----- MATERIAL PROVIDED -----

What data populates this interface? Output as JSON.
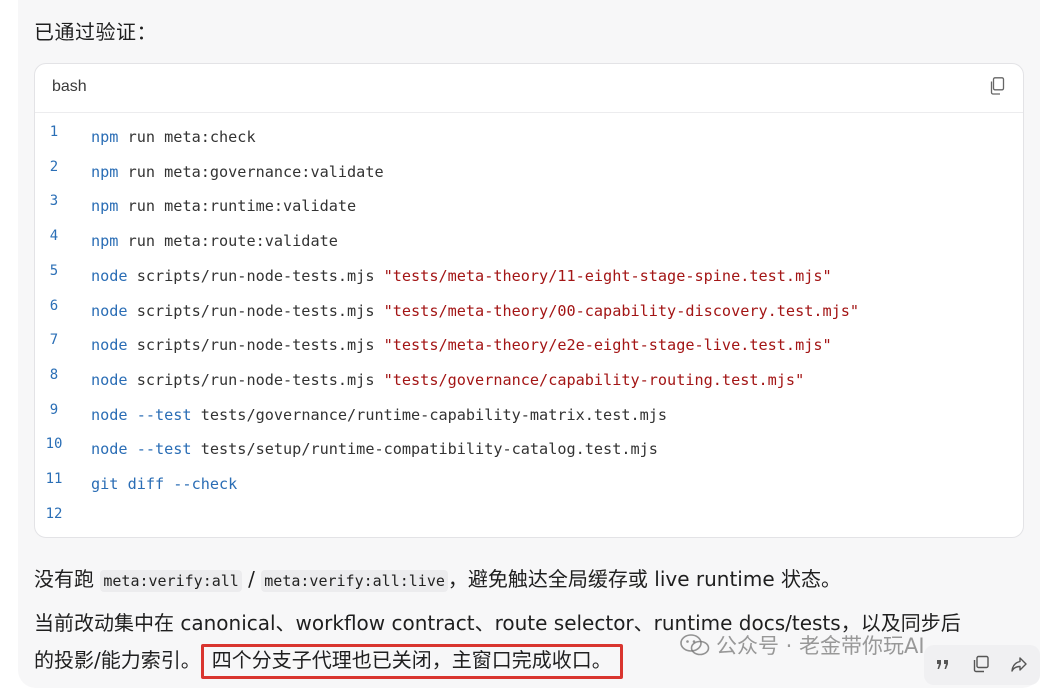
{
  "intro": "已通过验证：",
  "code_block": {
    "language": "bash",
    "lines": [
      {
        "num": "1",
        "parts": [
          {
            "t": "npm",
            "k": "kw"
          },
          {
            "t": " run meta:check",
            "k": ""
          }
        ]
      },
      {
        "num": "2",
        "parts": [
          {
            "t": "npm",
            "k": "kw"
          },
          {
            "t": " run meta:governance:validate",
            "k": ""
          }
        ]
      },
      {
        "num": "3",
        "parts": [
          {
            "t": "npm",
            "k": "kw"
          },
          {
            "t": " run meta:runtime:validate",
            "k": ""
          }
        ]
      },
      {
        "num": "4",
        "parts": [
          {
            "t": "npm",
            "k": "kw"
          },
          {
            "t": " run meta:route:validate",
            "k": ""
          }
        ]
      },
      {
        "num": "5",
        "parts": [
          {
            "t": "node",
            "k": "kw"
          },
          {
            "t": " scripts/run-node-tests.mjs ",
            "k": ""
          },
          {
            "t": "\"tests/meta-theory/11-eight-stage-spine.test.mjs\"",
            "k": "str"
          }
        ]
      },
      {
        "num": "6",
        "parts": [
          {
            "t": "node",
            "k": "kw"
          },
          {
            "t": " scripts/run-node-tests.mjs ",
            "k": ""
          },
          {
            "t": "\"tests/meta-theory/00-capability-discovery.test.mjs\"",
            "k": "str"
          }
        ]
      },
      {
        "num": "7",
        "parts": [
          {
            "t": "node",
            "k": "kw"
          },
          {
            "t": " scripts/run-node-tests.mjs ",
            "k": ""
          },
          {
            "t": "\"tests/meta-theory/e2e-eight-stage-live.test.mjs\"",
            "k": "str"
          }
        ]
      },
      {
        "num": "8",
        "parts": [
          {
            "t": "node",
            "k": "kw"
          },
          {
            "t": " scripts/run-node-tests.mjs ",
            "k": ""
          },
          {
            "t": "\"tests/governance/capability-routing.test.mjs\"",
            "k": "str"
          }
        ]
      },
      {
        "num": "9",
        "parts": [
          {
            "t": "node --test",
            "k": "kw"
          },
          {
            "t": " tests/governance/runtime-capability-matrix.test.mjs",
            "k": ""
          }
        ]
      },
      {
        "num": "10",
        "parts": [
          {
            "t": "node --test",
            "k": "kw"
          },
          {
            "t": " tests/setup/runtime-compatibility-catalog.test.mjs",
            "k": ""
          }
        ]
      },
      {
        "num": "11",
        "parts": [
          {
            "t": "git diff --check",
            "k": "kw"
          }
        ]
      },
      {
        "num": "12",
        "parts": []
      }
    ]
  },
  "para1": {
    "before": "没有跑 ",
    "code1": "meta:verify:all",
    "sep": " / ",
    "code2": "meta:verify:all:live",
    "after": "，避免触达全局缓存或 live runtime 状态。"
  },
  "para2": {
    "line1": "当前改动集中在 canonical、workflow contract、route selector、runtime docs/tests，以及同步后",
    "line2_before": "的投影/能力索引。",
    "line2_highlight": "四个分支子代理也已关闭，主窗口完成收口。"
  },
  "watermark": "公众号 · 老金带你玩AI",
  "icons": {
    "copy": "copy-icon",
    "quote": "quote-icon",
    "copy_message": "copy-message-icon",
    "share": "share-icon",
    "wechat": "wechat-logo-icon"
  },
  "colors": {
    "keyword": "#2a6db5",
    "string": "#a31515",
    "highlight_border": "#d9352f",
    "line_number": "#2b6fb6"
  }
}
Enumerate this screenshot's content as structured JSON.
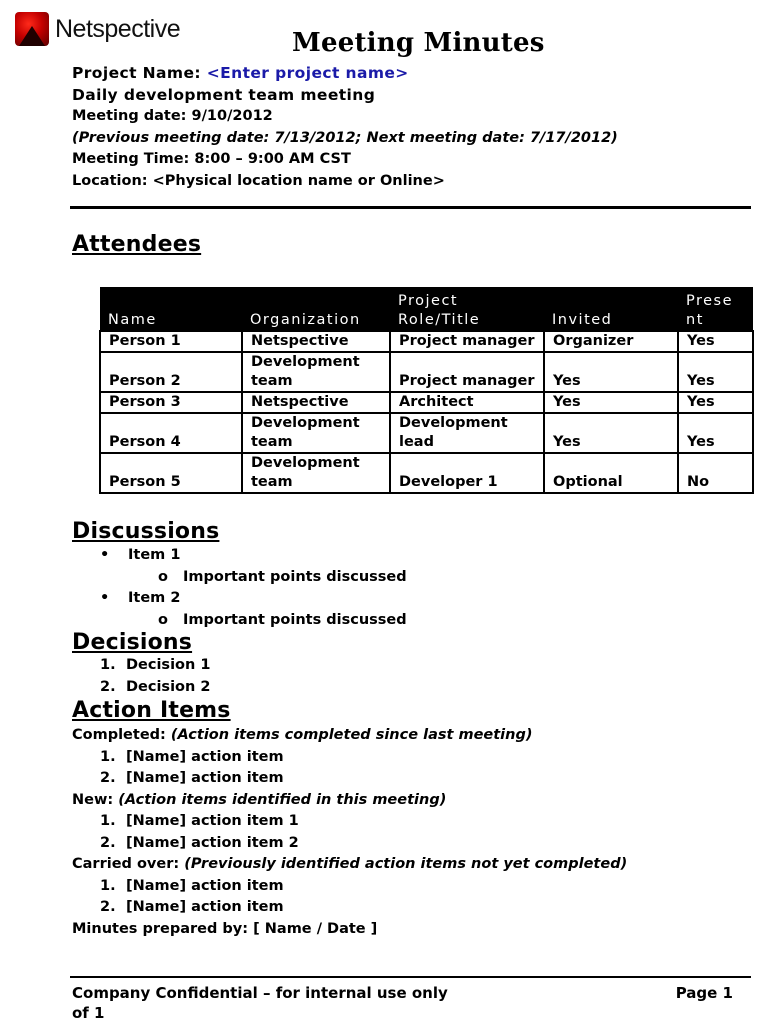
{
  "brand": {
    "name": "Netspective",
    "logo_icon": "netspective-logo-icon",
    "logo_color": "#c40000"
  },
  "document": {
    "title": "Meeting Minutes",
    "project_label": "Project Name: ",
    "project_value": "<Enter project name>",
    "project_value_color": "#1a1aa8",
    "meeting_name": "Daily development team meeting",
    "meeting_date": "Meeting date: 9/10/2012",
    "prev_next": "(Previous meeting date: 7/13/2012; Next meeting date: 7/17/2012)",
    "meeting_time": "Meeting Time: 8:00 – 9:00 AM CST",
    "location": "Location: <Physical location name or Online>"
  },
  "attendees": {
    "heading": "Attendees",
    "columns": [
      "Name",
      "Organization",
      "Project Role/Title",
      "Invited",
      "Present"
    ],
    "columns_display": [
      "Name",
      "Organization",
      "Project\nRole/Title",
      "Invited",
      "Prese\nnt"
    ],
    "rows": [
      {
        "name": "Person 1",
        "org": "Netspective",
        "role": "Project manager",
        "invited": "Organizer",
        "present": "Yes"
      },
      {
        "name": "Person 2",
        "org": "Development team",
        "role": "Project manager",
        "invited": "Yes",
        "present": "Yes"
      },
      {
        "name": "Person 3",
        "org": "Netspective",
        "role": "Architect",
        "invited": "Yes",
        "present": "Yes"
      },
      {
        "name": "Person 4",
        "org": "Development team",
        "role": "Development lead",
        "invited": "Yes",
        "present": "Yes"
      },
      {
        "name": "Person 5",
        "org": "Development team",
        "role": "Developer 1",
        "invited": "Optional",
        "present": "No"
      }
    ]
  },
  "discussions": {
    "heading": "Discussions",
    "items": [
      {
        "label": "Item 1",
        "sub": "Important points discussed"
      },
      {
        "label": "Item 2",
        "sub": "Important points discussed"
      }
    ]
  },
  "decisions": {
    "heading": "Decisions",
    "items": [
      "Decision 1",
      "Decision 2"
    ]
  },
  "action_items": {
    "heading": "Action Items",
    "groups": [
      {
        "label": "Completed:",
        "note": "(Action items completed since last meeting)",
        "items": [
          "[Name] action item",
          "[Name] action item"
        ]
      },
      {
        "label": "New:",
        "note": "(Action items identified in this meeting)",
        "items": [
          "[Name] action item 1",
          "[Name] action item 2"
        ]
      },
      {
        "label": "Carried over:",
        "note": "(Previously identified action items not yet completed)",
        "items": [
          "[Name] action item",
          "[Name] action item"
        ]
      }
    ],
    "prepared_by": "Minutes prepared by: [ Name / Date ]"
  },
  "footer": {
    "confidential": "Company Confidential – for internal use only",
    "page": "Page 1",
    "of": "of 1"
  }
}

-----
----- MATERIAL PROVIDED -----

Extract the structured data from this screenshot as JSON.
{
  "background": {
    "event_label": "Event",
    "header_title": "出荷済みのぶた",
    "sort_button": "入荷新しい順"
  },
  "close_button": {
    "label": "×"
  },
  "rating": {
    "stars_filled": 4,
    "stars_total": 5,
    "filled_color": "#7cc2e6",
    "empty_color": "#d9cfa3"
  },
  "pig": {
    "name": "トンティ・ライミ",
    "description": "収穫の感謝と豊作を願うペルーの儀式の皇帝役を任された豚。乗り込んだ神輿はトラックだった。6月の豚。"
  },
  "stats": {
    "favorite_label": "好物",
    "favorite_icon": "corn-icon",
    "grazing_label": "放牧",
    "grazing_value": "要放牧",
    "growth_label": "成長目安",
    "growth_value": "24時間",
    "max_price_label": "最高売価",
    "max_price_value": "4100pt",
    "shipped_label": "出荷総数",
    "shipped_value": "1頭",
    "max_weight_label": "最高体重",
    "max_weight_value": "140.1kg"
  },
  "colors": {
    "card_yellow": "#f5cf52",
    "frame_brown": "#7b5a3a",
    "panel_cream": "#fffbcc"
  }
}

-----

*WHAT YOU WILL DO*
Pull out all lines containing "meta".

*RESPONSE BELOW*
            "t": " run meta:check",
            "t": " run meta:governance:validate",
            "t": " run meta:runtime:validate",
            "t": " run meta:route:validate",
            "t": "\"tests/meta-theory/11-eight-stage-spine.test.mjs\"",
            "t": "\"tests/meta-theory/00-capability-discovery.test.mjs\"",
            "t": "\"tests/meta-theory/e2e-eight-stage-live.test.mjs\"",
    "code1": "meta:verify:all",
    "code2": "meta:verify:all:live",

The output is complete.